* Figure record extracts *
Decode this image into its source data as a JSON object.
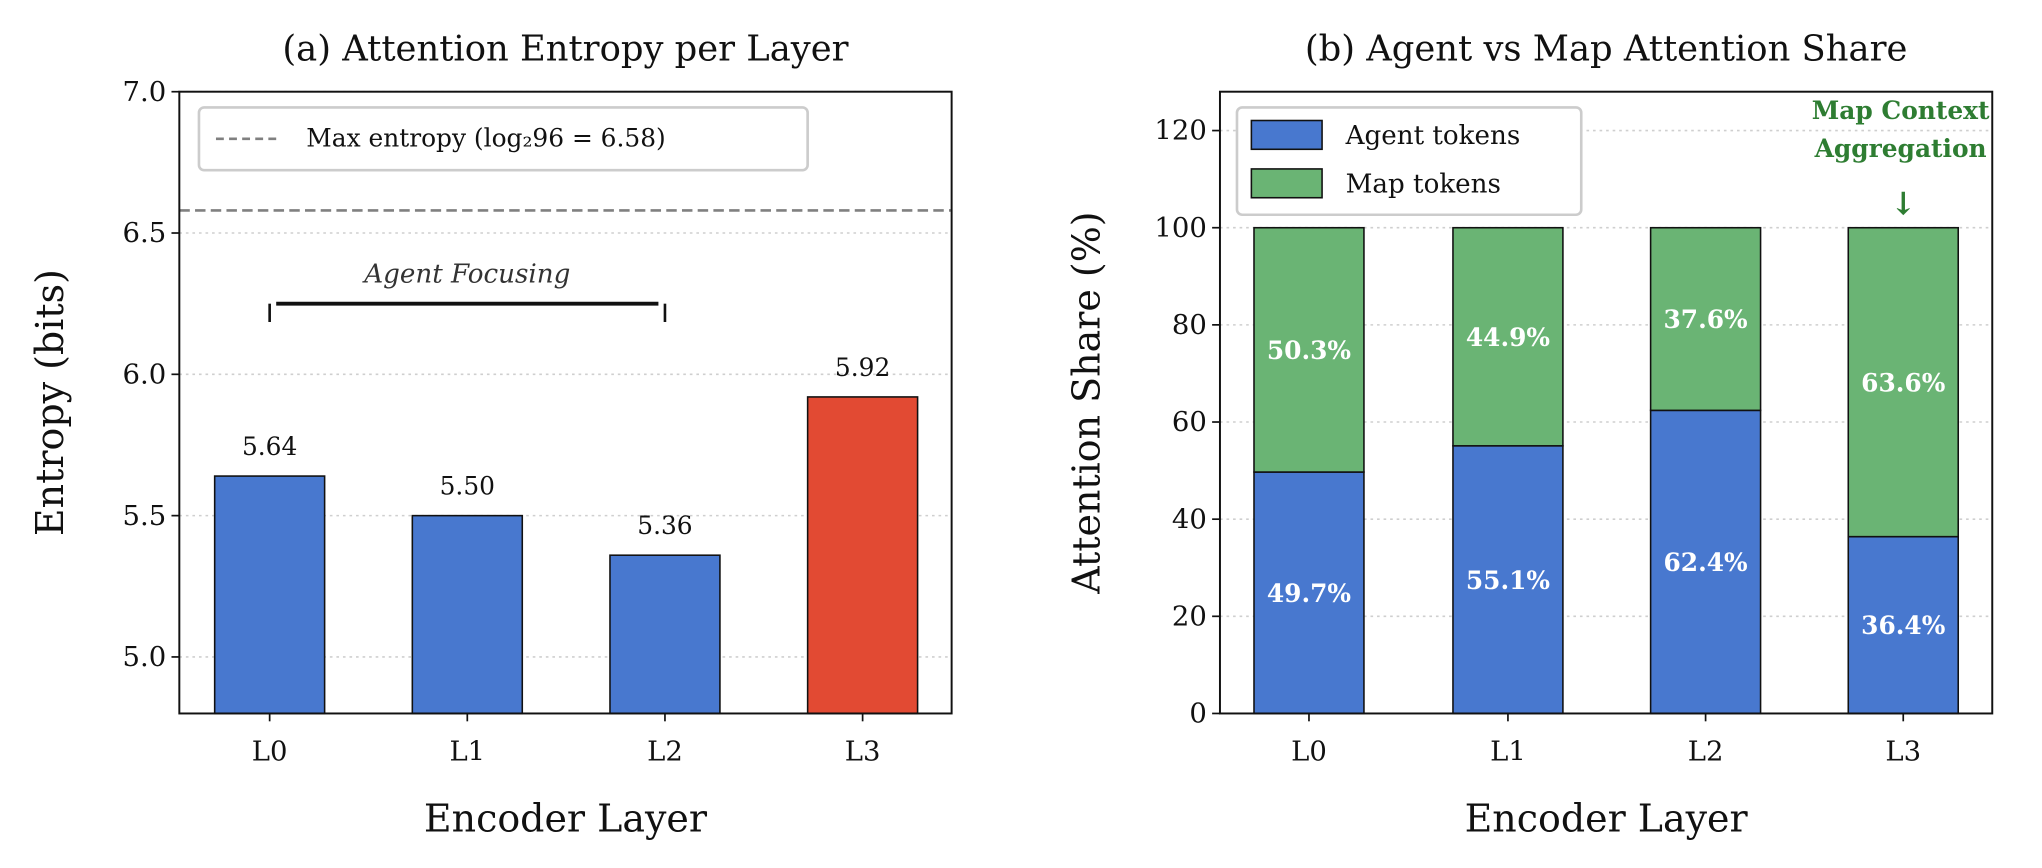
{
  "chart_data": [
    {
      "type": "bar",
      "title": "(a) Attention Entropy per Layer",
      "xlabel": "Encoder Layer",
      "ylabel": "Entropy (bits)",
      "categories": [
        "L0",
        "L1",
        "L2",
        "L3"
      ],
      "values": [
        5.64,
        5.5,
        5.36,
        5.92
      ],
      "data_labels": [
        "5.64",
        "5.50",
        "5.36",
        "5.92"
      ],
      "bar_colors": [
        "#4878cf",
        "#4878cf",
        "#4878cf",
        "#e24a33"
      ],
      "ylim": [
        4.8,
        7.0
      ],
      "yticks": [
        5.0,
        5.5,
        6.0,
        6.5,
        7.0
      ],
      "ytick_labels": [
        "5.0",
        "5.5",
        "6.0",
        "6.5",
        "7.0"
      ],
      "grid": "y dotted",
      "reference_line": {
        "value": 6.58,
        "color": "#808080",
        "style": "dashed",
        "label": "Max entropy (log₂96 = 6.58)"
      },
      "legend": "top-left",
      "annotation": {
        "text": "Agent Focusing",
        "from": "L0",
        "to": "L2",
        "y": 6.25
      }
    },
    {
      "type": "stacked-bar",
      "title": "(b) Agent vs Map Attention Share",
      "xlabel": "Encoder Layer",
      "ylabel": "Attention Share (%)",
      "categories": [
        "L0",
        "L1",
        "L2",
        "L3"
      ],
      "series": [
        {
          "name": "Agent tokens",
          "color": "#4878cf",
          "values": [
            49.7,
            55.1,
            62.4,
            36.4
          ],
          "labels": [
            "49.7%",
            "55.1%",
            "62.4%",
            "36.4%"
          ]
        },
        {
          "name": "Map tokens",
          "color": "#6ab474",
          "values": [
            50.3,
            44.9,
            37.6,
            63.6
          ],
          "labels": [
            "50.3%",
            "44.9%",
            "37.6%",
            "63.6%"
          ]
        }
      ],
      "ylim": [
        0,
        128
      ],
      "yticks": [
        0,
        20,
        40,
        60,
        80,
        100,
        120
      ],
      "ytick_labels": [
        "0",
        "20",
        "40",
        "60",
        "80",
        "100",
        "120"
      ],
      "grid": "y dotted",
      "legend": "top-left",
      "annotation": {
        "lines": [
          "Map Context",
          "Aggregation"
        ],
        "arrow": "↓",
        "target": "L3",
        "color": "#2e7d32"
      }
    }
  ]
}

* DIRECTIVE *
All entries must be written out again exactly as given, with no pictures in the copy.

* FULL ANSWER *
Decode this image into its source data as a JSON object.
{
  "chart_data": [
    {
      "type": "bar",
      "title": "(a) Attention Entropy per Layer",
      "xlabel": "Encoder Layer",
      "ylabel": "Entropy (bits)",
      "categories": [
        "L0",
        "L1",
        "L2",
        "L3"
      ],
      "values": [
        5.64,
        5.5,
        5.36,
        5.92
      ],
      "data_labels": [
        "5.64",
        "5.50",
        "5.36",
        "5.92"
      ],
      "bar_colors": [
        "#4878cf",
        "#4878cf",
        "#4878cf",
        "#e24a33"
      ],
      "ylim": [
        4.8,
        7.0
      ],
      "yticks": [
        5.0,
        5.5,
        6.0,
        6.5,
        7.0
      ],
      "ytick_labels": [
        "5.0",
        "5.5",
        "6.0",
        "6.5",
        "7.0"
      ],
      "grid": "y dotted",
      "reference_line": {
        "value": 6.58,
        "color": "#808080",
        "style": "dashed",
        "label": "Max entropy (log₂96 = 6.58)"
      },
      "legend": "top-left",
      "annotation": {
        "text": "Agent Focusing",
        "from": "L0",
        "to": "L2",
        "y": 6.25
      }
    },
    {
      "type": "stacked-bar",
      "title": "(b) Agent vs Map Attention Share",
      "xlabel": "Encoder Layer",
      "ylabel": "Attention Share (%)",
      "categories": [
        "L0",
        "L1",
        "L2",
        "L3"
      ],
      "series": [
        {
          "name": "Agent tokens",
          "color": "#4878cf",
          "values": [
            49.7,
            55.1,
            62.4,
            36.4
          ],
          "labels": [
            "49.7%",
            "55.1%",
            "62.4%",
            "36.4%"
          ]
        },
        {
          "name": "Map tokens",
          "color": "#6ab474",
          "values": [
            50.3,
            44.9,
            37.6,
            63.6
          ],
          "labels": [
            "50.3%",
            "44.9%",
            "37.6%",
            "63.6%"
          ]
        }
      ],
      "ylim": [
        0,
        128
      ],
      "yticks": [
        0,
        20,
        40,
        60,
        80,
        100,
        120
      ],
      "ytick_labels": [
        "0",
        "20",
        "40",
        "60",
        "80",
        "100",
        "120"
      ],
      "grid": "y dotted",
      "legend": "top-left",
      "annotation": {
        "lines": [
          "Map Context",
          "Aggregation"
        ],
        "arrow": "↓",
        "target": "L3",
        "color": "#2e7d32"
      }
    }
  ]
}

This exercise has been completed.